Instructions to follow
Locate each line with the string "capable" in the listing below and copy it.

::::::::

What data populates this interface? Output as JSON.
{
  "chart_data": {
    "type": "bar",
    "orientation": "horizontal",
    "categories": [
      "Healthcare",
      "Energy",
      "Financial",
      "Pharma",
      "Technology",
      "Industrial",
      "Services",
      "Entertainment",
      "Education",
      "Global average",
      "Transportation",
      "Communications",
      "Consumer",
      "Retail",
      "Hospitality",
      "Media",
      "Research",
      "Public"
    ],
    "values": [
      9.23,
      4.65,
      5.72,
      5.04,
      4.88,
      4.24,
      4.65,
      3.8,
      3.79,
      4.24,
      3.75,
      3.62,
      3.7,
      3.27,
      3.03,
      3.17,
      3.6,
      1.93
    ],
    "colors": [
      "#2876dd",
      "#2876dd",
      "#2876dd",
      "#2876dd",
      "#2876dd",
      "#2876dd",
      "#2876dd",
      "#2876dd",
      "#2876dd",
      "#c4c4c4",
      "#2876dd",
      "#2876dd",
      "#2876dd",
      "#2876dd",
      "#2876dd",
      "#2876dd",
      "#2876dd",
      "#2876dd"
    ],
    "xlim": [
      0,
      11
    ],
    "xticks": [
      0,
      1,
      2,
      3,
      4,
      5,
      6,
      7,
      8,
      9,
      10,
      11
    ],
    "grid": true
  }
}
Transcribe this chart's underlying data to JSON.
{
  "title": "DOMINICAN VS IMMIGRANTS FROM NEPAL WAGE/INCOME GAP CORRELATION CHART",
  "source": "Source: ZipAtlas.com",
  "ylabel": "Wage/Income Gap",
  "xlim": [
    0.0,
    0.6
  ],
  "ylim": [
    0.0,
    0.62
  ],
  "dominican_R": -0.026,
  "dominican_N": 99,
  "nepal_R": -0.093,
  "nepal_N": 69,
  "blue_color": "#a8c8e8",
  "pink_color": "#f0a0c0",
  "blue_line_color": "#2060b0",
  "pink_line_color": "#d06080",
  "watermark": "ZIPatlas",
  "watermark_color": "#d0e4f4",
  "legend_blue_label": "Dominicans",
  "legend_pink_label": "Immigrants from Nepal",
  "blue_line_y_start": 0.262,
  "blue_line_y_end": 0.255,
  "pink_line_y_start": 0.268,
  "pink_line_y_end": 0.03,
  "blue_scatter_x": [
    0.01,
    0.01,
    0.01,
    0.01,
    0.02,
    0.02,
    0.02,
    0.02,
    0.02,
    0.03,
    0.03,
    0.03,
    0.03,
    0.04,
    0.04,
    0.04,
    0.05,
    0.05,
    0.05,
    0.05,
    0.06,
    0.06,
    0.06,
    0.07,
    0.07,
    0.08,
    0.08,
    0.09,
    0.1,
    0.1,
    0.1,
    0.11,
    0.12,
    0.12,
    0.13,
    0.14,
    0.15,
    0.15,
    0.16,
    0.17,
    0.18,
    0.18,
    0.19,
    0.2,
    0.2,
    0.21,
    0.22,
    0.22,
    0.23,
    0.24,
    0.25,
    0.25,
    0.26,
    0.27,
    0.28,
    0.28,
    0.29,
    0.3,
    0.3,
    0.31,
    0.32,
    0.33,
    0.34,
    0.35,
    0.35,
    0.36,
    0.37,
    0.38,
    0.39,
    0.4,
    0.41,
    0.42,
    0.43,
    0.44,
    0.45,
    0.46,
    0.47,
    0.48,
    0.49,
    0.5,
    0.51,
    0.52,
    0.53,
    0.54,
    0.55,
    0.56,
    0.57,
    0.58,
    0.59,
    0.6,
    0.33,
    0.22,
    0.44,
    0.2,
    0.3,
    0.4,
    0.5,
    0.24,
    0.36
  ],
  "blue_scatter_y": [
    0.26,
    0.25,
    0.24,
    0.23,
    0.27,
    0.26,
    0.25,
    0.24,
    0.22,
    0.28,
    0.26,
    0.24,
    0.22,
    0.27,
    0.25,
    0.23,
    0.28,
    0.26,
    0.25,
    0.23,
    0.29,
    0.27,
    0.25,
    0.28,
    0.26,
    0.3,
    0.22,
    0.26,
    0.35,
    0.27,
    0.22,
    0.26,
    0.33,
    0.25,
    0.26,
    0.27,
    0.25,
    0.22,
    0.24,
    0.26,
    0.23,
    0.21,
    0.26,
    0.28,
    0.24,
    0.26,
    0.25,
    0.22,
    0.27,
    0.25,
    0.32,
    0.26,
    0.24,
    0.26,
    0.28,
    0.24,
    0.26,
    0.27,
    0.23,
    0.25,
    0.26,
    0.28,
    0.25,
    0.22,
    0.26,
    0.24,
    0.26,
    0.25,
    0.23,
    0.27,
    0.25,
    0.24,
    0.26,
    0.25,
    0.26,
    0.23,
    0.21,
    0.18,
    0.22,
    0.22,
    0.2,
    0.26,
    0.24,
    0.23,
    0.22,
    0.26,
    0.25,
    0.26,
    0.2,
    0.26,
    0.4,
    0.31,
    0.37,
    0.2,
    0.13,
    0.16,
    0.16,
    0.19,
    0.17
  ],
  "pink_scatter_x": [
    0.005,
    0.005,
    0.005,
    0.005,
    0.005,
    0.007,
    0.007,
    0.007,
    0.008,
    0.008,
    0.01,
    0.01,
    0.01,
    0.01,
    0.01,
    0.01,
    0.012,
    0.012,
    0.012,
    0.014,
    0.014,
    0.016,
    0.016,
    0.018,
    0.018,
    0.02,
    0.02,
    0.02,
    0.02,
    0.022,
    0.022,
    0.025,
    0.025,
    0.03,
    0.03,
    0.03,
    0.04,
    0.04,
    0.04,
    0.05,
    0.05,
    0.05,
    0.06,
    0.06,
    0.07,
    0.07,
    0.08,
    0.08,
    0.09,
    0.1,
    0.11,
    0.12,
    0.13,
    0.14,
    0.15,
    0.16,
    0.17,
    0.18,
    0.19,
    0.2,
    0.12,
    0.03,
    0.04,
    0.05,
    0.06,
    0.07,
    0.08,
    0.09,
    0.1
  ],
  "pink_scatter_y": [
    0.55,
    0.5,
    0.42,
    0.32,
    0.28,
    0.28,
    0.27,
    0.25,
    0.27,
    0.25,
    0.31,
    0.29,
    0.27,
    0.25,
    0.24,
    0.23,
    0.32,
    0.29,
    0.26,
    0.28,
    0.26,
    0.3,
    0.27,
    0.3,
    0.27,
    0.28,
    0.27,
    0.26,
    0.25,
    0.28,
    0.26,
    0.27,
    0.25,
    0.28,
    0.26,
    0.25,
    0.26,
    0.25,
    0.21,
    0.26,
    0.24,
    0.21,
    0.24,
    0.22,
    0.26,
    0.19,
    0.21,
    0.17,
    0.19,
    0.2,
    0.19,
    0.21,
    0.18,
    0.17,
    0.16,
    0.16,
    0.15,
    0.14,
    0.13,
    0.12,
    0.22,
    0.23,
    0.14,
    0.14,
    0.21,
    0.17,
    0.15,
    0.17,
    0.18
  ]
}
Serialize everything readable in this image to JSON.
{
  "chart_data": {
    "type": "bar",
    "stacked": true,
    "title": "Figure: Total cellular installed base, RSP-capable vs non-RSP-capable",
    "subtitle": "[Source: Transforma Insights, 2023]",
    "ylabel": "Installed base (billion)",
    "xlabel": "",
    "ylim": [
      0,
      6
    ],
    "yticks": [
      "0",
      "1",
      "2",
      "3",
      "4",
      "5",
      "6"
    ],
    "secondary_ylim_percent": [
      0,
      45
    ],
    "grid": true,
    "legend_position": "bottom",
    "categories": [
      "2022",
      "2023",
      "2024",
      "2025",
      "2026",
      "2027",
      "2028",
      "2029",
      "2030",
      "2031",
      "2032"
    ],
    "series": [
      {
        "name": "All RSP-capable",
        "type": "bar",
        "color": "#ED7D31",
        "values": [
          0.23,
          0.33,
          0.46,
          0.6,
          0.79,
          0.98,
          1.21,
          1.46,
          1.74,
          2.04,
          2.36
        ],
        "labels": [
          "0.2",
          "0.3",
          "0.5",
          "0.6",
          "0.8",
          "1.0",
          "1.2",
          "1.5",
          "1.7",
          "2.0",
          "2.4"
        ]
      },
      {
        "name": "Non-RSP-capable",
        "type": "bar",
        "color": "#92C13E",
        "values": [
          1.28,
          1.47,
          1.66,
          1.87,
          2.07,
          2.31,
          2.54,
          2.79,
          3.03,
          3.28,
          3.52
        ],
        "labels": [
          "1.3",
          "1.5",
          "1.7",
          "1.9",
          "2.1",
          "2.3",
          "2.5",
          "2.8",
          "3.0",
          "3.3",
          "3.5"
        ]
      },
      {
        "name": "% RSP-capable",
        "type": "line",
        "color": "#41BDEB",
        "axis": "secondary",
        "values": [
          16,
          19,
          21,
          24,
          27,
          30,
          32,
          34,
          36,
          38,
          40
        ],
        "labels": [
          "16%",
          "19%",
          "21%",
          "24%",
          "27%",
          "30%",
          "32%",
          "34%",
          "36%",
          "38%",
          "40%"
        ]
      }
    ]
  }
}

::::::::

Final result
    "title": "Figure: Total cellular installed base, RSP-capable vs non-RSP-capable",
        "name": "All RSP-capable",
        "name": "Non-RSP-capable",
        "name": "% RSP-capable",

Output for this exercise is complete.